**Dataset items**
▬▬▬
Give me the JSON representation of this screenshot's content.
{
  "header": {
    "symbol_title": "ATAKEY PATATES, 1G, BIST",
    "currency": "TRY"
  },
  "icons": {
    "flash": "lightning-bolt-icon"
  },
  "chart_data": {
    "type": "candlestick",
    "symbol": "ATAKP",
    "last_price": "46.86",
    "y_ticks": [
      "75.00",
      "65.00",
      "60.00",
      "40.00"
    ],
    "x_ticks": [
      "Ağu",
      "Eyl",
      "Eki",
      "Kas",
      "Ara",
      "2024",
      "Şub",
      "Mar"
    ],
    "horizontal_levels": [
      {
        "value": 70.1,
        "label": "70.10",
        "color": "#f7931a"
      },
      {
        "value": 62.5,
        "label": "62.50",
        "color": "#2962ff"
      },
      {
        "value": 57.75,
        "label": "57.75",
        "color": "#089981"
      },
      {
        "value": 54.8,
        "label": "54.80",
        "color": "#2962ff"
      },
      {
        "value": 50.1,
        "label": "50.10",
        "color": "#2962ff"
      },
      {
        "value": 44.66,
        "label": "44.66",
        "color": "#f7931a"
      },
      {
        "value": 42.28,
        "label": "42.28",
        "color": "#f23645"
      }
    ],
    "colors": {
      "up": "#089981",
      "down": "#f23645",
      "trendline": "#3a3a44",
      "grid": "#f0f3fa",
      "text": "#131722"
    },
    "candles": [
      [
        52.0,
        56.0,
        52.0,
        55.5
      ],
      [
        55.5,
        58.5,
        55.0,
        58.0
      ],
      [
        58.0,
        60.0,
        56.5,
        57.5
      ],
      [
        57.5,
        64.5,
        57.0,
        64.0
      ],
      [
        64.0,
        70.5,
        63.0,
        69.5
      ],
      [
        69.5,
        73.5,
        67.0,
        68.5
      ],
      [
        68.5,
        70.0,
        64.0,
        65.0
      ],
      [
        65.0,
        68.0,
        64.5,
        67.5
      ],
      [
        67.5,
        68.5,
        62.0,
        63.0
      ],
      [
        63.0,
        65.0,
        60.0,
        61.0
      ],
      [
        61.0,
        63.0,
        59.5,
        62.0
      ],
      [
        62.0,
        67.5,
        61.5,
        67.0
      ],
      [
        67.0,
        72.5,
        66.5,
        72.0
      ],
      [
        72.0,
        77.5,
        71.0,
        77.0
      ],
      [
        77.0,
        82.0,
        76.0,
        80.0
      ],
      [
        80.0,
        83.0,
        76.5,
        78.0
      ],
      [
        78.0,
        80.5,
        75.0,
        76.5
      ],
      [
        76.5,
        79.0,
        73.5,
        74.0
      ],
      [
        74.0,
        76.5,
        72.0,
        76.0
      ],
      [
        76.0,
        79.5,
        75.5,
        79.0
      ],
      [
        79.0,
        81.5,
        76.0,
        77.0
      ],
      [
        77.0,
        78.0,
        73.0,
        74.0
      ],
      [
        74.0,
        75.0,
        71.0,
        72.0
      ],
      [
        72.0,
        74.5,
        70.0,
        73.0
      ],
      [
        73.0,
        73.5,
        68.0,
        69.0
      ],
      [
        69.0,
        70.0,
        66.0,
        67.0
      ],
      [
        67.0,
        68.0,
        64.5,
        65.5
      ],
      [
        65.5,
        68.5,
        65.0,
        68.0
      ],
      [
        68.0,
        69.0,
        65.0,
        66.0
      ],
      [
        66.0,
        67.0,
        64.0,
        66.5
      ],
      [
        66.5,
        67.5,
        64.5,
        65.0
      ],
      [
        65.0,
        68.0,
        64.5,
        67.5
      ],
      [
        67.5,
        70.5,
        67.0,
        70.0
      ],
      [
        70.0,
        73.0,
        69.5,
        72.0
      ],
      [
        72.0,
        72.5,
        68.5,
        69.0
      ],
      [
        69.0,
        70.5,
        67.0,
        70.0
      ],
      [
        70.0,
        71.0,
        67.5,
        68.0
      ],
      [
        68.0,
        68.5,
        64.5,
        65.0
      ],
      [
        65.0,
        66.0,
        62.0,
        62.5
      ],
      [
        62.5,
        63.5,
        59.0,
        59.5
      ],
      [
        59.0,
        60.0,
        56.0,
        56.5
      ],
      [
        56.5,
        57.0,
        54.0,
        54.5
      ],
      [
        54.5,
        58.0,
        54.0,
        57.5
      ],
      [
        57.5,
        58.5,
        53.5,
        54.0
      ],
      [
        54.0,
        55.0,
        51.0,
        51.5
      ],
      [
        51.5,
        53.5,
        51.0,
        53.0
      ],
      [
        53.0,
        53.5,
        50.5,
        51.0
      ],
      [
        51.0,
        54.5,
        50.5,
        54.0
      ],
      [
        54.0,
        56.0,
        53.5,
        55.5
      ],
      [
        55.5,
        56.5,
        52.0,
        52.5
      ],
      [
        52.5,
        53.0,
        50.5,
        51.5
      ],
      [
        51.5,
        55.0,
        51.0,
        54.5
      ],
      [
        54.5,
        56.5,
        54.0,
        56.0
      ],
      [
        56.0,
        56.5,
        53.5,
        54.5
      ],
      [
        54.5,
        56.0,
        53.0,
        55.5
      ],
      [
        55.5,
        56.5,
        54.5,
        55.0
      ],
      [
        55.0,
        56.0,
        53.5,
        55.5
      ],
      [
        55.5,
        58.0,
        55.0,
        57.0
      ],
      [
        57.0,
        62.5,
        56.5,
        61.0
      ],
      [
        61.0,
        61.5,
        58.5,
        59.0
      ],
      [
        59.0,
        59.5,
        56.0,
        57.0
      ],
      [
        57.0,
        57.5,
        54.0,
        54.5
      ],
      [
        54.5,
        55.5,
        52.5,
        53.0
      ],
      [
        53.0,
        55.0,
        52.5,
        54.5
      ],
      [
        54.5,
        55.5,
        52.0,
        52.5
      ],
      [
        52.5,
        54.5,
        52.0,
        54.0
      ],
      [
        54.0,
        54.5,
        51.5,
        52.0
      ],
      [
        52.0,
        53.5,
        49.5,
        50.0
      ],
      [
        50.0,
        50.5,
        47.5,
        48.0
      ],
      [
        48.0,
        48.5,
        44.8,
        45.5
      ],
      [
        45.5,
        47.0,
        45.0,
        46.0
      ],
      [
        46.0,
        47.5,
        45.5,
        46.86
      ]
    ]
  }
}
▬▬▬
**TASK DIRECTIONS**
Find the lines above holding the word "value" and show them.

**THE ANSWER**
        "value": 70.1,
        "value": 62.5,
        "value": 57.75,
        "value": 54.8,
        "value": 50.1,
        "value": 44.66,
        "value": 42.28,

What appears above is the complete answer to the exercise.